(Stored data entries)
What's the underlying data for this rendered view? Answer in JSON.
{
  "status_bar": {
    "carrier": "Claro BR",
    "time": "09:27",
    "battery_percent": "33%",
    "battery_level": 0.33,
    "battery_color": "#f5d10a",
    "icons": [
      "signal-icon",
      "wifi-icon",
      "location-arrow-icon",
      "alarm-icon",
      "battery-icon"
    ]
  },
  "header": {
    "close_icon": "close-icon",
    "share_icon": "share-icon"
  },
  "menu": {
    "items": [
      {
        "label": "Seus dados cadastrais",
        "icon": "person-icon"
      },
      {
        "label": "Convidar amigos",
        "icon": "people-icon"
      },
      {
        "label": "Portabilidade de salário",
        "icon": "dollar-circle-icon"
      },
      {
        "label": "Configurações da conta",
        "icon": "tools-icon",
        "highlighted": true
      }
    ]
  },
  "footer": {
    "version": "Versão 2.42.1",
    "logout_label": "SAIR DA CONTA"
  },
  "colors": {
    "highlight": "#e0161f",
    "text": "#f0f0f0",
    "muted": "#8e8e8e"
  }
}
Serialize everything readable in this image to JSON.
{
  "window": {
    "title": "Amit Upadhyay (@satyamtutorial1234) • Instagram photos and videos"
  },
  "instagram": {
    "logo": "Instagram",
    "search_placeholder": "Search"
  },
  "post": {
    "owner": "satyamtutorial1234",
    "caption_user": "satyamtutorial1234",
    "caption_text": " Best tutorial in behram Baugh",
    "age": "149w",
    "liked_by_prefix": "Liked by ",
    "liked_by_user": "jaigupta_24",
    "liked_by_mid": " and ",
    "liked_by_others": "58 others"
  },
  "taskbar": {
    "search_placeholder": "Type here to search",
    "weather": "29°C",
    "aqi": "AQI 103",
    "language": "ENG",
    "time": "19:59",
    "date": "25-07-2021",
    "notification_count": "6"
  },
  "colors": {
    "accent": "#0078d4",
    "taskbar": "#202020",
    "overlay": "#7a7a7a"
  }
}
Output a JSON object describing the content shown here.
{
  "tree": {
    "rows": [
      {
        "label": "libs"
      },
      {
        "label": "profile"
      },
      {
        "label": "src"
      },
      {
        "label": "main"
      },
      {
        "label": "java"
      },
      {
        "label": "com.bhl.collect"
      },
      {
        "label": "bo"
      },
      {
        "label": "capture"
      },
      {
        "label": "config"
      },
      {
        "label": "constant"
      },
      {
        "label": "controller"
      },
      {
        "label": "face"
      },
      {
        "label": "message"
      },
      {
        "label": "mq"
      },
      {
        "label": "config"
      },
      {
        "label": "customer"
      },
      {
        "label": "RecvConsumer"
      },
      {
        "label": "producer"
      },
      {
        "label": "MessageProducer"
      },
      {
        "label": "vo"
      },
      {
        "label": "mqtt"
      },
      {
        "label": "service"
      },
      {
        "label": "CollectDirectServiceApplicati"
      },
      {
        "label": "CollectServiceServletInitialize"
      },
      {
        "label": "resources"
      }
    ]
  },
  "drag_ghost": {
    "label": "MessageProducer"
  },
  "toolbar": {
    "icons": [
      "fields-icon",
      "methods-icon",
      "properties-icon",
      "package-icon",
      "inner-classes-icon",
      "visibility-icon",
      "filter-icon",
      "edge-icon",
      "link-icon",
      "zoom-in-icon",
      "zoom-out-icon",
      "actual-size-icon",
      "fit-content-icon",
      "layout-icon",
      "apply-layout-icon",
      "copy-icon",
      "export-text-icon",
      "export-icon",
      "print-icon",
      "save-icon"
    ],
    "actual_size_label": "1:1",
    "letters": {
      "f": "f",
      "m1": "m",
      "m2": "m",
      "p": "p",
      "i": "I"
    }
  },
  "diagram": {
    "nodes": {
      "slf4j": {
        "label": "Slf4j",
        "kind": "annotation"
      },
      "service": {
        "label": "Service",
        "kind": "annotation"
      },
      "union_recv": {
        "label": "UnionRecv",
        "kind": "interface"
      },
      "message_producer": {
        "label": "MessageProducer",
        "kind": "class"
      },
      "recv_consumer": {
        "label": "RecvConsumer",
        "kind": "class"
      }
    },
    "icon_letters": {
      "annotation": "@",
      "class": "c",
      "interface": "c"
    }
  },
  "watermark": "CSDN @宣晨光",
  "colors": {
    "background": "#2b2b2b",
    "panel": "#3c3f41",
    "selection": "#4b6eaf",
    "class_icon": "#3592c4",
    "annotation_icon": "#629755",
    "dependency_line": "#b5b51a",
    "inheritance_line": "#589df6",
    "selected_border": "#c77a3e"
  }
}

SHORT EXERCISE: Give all the records again. Match them exactly.

COMPLETE RESPONSE:
What's the underlying data for this rendered view? Answer in JSON.
{
  "status_bar": {
    "carrier": "Claro BR",
    "time": "09:27",
    "battery_percent": "33%",
    "battery_level": 0.33,
    "battery_color": "#f5d10a",
    "icons": [
      "signal-icon",
      "wifi-icon",
      "location-arrow-icon",
      "alarm-icon",
      "battery-icon"
    ]
  },
  "header": {
    "close_icon": "close-icon",
    "share_icon": "share-icon"
  },
  "menu": {
    "items": [
      {
        "label": "Seus dados cadastrais",
        "icon": "person-icon"
      },
      {
        "label": "Convidar amigos",
        "icon": "people-icon"
      },
      {
        "label": "Portabilidade de salário",
        "icon": "dollar-circle-icon"
      },
      {
        "label": "Configurações da conta",
        "icon": "tools-icon",
        "highlighted": true
      }
    ]
  },
  "footer": {
    "version": "Versão 2.42.1",
    "logout_label": "SAIR DA CONTA"
  },
  "colors": {
    "highlight": "#e0161f",
    "text": "#f0f0f0",
    "muted": "#8e8e8e"
  }
}
Serialize everything readable in this image to JSON.
{
  "window": {
    "title": "Amit Upadhyay (@satyamtutorial1234) • Instagram photos and videos"
  },
  "instagram": {
    "logo": "Instagram",
    "search_placeholder": "Search"
  },
  "post": {
    "owner": "satyamtutorial1234",
    "caption_user": "satyamtutorial1234",
    "caption_text": " Best tutorial in behram Baugh",
    "age": "149w",
    "liked_by_prefix": "Liked by ",
    "liked_by_user": "jaigupta_24",
    "liked_by_mid": " and ",
    "liked_by_others": "58 others"
  },
  "taskbar": {
    "search_placeholder": "Type here to search",
    "weather": "29°C",
    "aqi": "AQI 103",
    "language": "ENG",
    "time": "19:59",
    "date": "25-07-2021",
    "notification_count": "6"
  },
  "colors": {
    "accent": "#0078d4",
    "taskbar": "#202020",
    "overlay": "#7a7a7a"
  }
}
Output a JSON object describing the content shown here.
{
  "tree": {
    "rows": [
      {
        "label": "libs"
      },
      {
        "label": "profile"
      },
      {
        "label": "src"
      },
      {
        "label": "main"
      },
      {
        "label": "java"
      },
      {
        "label": "com.bhl.collect"
      },
      {
        "label": "bo"
      },
      {
        "label": "capture"
      },
      {
        "label": "config"
      },
      {
        "label": "constant"
      },
      {
        "label": "controller"
      },
      {
        "label": "face"
      },
      {
        "label": "message"
      },
      {
        "label": "mq"
      },
      {
        "label": "config"
      },
      {
        "label": "customer"
      },
      {
        "label": "RecvConsumer"
      },
      {
        "label": "producer"
      },
      {
        "label": "MessageProducer"
      },
      {
        "label": "vo"
      },
      {
        "label": "mqtt"
      },
      {
        "label": "service"
      },
      {
        "label": "CollectDirectServiceApplicati"
      },
      {
        "label": "CollectServiceServletInitialize"
      },
      {
        "label": "resources"
      }
    ]
  },
  "drag_ghost": {
    "label": "MessageProducer"
  },
  "toolbar": {
    "icons": [
      "fields-icon",
      "methods-icon",
      "properties-icon",
      "package-icon",
      "inner-classes-icon",
      "visibility-icon",
      "filter-icon",
      "edge-icon",
      "link-icon",
      "zoom-in-icon",
      "zoom-out-icon",
      "actual-size-icon",
      "fit-content-icon",
      "layout-icon",
      "apply-layout-icon",
      "copy-icon",
      "export-text-icon",
      "export-icon",
      "print-icon",
      "save-icon"
    ],
    "actual_size_label": "1:1",
    "letters": {
      "f": "f",
      "m1": "m",
      "m2": "m",
      "p": "p",
      "i": "I"
    }
  },
  "diagram": {
    "nodes": {
      "slf4j": {
        "label": "Slf4j",
        "kind": "annotation"
      },
      "service": {
        "label": "Service",
        "kind": "annotation"
      },
      "union_recv": {
        "label": "UnionRecv",
        "kind": "interface"
      },
      "message_producer": {
        "label": "MessageProducer",
        "kind": "class"
      },
      "recv_consumer": {
        "label": "RecvConsumer",
        "kind": "class"
      }
    },
    "icon_letters": {
      "annotation": "@",
      "class": "c",
      "interface": "c"
    }
  },
  "watermark": "CSDN @宣晨光",
  "colors": {
    "background": "#2b2b2b",
    "panel": "#3c3f41",
    "selection": "#4b6eaf",
    "class_icon": "#3592c4",
    "annotation_icon": "#629755",
    "dependency_line": "#b5b51a",
    "inheritance_line": "#589df6",
    "selected_border": "#c77a3e"
  }
}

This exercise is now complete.